-- STATED GOAL --
Below is a block of records: output all of them exactly and leave out the pictures.

╭──

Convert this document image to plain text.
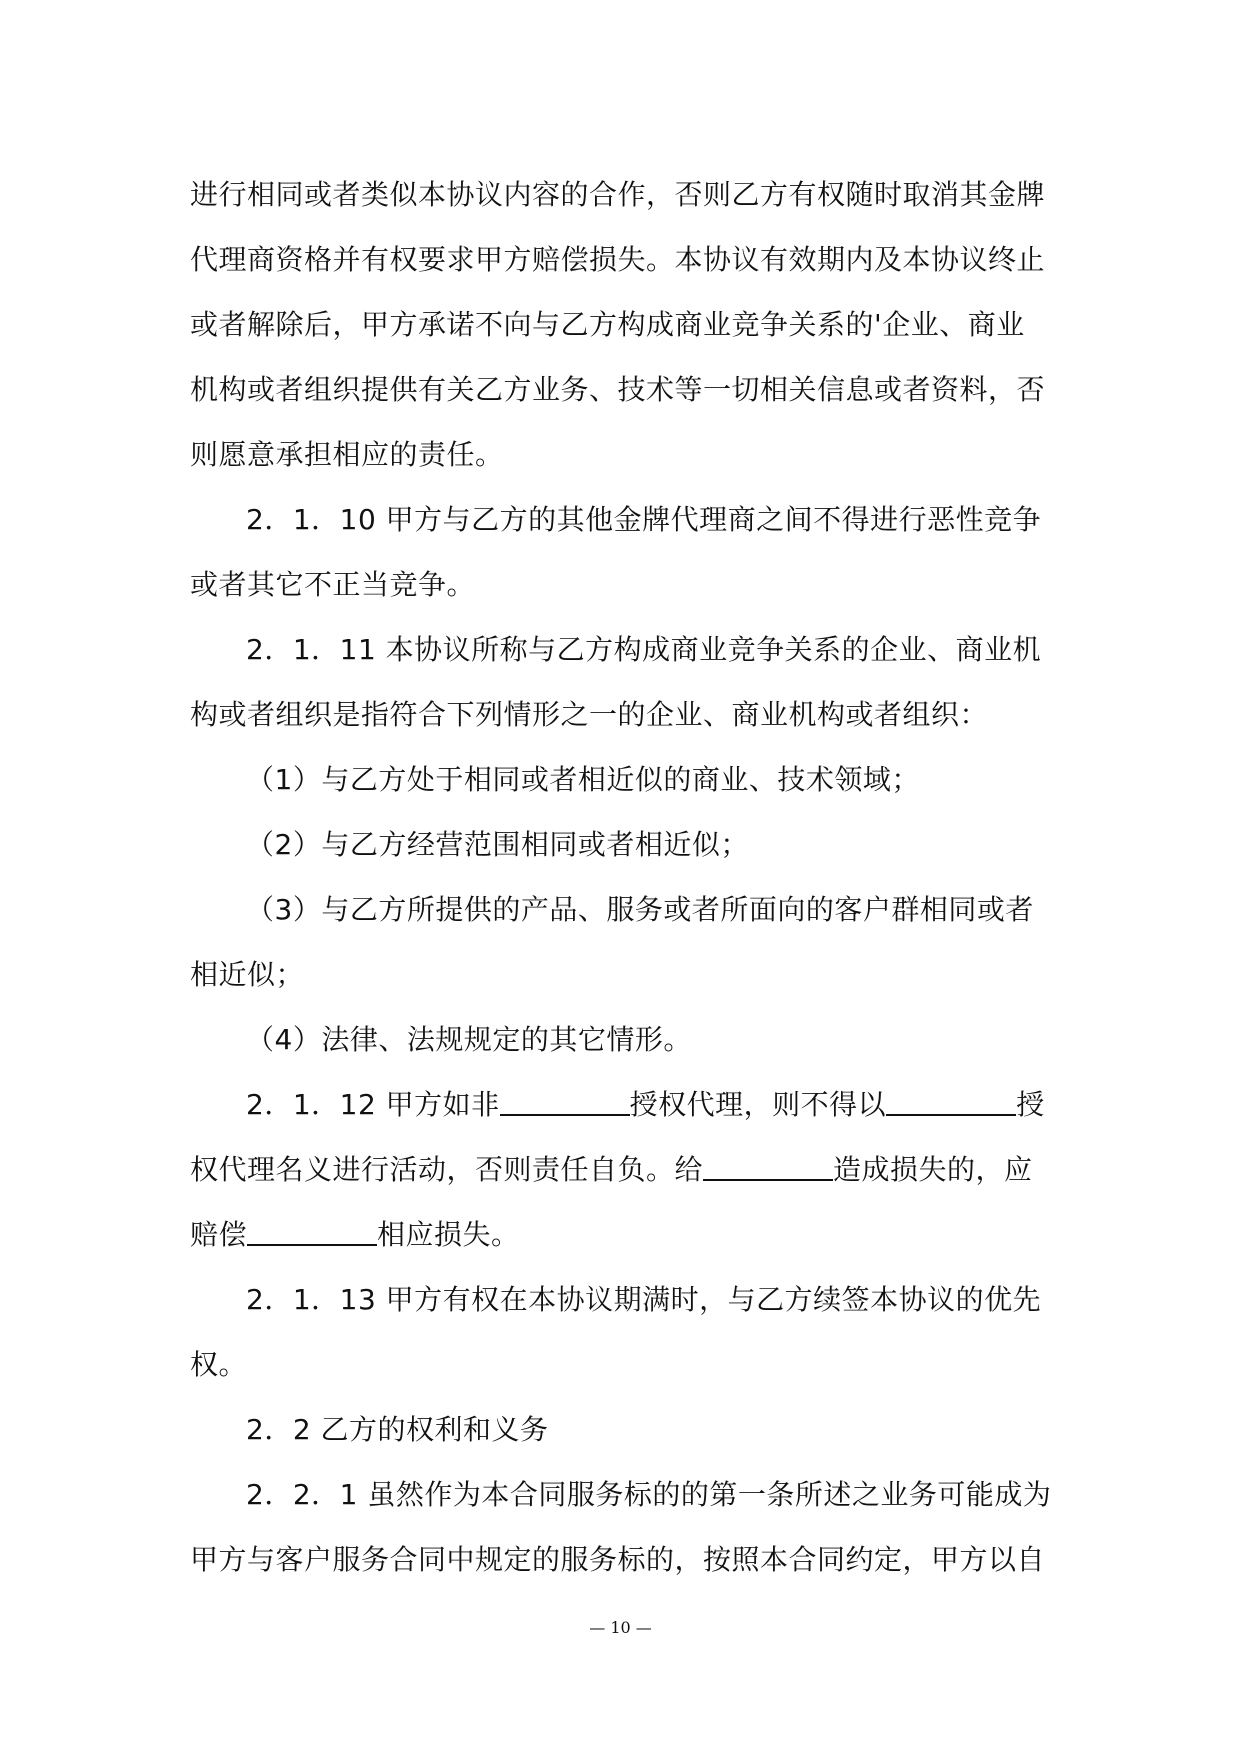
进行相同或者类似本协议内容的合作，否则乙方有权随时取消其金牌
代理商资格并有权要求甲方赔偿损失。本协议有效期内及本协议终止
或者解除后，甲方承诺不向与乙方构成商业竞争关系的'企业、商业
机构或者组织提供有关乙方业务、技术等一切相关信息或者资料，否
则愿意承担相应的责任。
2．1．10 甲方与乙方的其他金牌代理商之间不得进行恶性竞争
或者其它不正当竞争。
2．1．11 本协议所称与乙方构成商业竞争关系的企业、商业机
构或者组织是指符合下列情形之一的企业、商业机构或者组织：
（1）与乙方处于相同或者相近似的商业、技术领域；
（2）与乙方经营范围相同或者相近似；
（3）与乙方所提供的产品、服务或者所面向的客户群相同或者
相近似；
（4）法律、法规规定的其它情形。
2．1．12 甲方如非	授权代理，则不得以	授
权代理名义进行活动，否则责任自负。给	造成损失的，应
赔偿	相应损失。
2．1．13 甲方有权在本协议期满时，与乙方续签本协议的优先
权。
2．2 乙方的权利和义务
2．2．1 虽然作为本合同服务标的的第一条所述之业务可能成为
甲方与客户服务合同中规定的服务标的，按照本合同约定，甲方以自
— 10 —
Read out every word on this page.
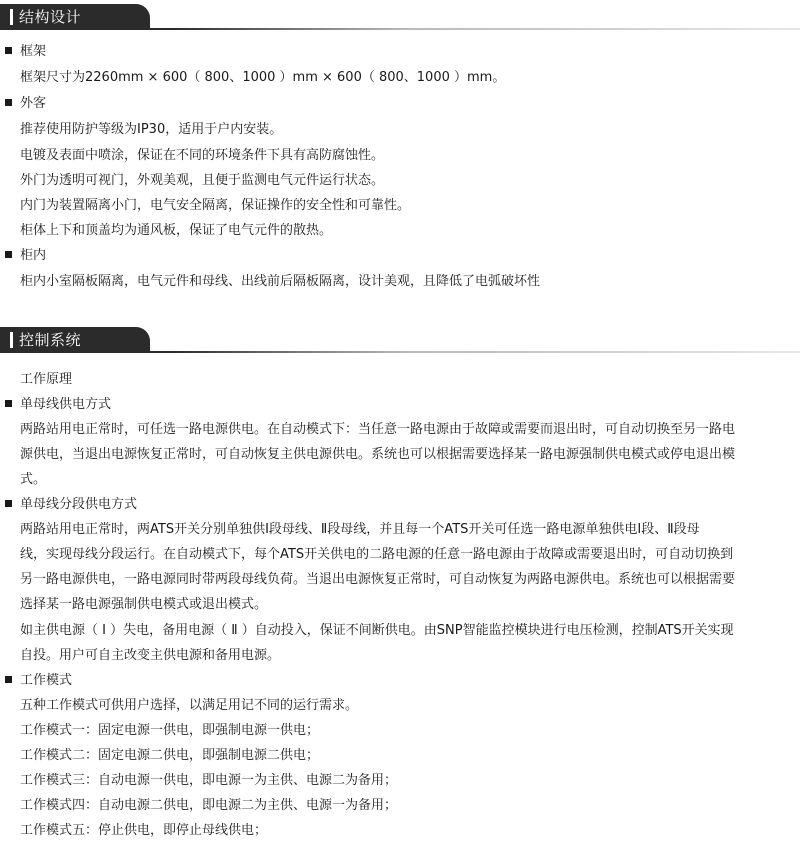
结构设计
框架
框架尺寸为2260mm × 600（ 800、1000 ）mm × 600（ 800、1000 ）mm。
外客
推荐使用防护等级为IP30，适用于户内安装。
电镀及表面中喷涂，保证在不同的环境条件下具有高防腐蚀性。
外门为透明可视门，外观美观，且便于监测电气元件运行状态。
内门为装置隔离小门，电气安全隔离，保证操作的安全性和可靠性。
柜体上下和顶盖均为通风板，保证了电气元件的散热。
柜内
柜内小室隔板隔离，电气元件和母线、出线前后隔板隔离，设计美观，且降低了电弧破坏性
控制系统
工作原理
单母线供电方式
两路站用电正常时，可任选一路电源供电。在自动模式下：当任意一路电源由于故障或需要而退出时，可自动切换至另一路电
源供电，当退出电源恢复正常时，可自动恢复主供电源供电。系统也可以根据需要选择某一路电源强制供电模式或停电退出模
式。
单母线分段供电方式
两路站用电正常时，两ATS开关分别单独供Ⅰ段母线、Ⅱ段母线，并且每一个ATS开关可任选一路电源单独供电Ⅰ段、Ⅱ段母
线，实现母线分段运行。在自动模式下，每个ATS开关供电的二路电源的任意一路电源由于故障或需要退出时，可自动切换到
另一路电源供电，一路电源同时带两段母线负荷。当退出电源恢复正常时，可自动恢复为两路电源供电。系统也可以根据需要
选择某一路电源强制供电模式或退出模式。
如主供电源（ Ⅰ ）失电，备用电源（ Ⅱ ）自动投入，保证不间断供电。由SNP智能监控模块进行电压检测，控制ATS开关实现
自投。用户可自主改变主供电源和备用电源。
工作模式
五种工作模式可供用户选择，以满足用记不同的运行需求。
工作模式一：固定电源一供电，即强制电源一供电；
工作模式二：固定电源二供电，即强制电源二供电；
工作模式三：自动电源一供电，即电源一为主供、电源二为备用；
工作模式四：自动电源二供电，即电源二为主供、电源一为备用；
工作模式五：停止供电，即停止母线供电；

╰──

-- REPLY TO THE EXERCISE --
Convert this document image to plain text.
进行相同或者类似本协议内容的合作，否则乙方有权随时取消其金牌
代理商资格并有权要求甲方赔偿损失。本协议有效期内及本协议终止
或者解除后，甲方承诺不向与乙方构成商业竞争关系的'企业、商业
机构或者组织提供有关乙方业务、技术等一切相关信息或者资料，否
则愿意承担相应的责任。
2．1．10 甲方与乙方的其他金牌代理商之间不得进行恶性竞争
或者其它不正当竞争。
2．1．11 本协议所称与乙方构成商业竞争关系的企业、商业机
构或者组织是指符合下列情形之一的企业、商业机构或者组织：
（1）与乙方处于相同或者相近似的商业、技术领域；
（2）与乙方经营范围相同或者相近似；
（3）与乙方所提供的产品、服务或者所面向的客户群相同或者
相近似；
（4）法律、法规规定的其它情形。
2．1．12 甲方如非	授权代理，则不得以	授
权代理名义进行活动，否则责任自负。给	造成损失的，应
赔偿	相应损失。
2．1．13 甲方有权在本协议期满时，与乙方续签本协议的优先
权。
2．2 乙方的权利和义务
2．2．1 虽然作为本合同服务标的的第一条所述之业务可能成为
甲方与客户服务合同中规定的服务标的，按照本合同约定，甲方以自
— 10 —
Read out every word on this page.
结构设计
框架
框架尺寸为2260mm × 600（ 800、1000 ）mm × 600（ 800、1000 ）mm。
外客
推荐使用防护等级为IP30，适用于户内安装。
电镀及表面中喷涂，保证在不同的环境条件下具有高防腐蚀性。
外门为透明可视门，外观美观，且便于监测电气元件运行状态。
内门为装置隔离小门，电气安全隔离，保证操作的安全性和可靠性。
柜体上下和顶盖均为通风板，保证了电气元件的散热。
柜内
柜内小室隔板隔离，电气元件和母线、出线前后隔板隔离，设计美观，且降低了电弧破坏性
控制系统
工作原理
单母线供电方式
两路站用电正常时，可任选一路电源供电。在自动模式下：当任意一路电源由于故障或需要而退出时，可自动切换至另一路电
源供电，当退出电源恢复正常时，可自动恢复主供电源供电。系统也可以根据需要选择某一路电源强制供电模式或停电退出模
式。
单母线分段供电方式
两路站用电正常时，两ATS开关分别单独供Ⅰ段母线、Ⅱ段母线，并且每一个ATS开关可任选一路电源单独供电Ⅰ段、Ⅱ段母
线，实现母线分段运行。在自动模式下，每个ATS开关供电的二路电源的任意一路电源由于故障或需要退出时，可自动切换到
另一路电源供电，一路电源同时带两段母线负荷。当退出电源恢复正常时，可自动恢复为两路电源供电。系统也可以根据需要
选择某一路电源强制供电模式或退出模式。
如主供电源（ Ⅰ ）失电，备用电源（ Ⅱ ）自动投入，保证不间断供电。由SNP智能监控模块进行电压检测，控制ATS开关实现
自投。用户可自主改变主供电源和备用电源。
工作模式
五种工作模式可供用户选择，以满足用记不同的运行需求。
工作模式一：固定电源一供电，即强制电源一供电；
工作模式二：固定电源二供电，即强制电源二供电；
工作模式三：自动电源一供电，即电源一为主供、电源二为备用；
工作模式四：自动电源二供电，即电源二为主供、电源一为备用；
工作模式五：停止供电，即停止母线供电；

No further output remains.